## Description of the task
Find every line in the records below that holds the word "yumuşak", and copy it out.

────

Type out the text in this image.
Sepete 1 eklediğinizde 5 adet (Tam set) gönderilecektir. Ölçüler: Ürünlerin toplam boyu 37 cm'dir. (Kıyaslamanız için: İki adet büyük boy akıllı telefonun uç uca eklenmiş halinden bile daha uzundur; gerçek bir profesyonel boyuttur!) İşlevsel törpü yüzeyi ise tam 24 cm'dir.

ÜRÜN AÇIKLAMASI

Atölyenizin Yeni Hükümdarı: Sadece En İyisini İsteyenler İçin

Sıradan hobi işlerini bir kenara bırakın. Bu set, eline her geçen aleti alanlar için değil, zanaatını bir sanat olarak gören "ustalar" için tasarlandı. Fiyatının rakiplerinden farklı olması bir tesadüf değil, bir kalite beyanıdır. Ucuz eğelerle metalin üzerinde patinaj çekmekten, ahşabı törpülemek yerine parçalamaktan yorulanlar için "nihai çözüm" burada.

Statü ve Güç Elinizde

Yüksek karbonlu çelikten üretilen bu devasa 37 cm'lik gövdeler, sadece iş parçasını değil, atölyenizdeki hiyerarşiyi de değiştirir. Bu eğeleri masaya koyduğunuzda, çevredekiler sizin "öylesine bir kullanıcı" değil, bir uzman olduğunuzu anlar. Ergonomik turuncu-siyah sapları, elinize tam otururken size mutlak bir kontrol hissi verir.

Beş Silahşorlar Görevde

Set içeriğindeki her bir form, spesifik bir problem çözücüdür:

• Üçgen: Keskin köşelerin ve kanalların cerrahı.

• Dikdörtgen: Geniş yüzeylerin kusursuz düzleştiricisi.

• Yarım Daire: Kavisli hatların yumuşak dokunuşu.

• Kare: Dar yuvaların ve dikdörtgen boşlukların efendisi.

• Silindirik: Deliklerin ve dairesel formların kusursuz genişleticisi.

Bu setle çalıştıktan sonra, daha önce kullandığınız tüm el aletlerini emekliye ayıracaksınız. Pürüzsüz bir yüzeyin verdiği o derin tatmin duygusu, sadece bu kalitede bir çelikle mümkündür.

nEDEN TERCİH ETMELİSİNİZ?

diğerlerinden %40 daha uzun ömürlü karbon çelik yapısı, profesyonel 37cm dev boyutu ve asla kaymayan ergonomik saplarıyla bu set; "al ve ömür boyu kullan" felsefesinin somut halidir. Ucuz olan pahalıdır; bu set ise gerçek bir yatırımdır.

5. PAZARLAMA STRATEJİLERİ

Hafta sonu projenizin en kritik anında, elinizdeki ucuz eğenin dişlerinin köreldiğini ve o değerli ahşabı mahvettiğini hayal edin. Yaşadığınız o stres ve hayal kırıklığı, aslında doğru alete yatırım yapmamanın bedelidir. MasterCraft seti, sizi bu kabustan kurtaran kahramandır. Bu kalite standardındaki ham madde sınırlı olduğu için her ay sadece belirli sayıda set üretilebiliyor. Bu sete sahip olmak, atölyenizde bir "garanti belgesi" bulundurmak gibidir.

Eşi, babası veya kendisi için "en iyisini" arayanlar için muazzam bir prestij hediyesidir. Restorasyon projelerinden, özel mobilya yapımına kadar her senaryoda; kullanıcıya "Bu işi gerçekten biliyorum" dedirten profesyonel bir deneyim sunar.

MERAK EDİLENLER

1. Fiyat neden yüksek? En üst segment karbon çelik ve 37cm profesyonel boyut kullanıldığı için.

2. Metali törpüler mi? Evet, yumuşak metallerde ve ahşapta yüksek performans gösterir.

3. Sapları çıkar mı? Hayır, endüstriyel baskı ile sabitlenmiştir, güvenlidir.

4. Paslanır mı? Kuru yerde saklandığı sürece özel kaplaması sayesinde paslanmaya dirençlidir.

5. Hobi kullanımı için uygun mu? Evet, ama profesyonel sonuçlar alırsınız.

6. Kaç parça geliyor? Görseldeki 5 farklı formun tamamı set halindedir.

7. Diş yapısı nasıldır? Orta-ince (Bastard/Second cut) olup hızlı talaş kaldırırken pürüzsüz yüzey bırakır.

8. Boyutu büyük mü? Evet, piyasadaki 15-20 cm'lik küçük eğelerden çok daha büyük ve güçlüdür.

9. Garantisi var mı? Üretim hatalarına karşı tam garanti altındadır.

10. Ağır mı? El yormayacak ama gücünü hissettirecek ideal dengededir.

────

## Final result
• Yarım Daire: Kavisli hatların yumuşak dokunuşu.
2. Metali törpüler mi? Evet, yumuşak metallerde ve ahşapta yüksek performans gösterir.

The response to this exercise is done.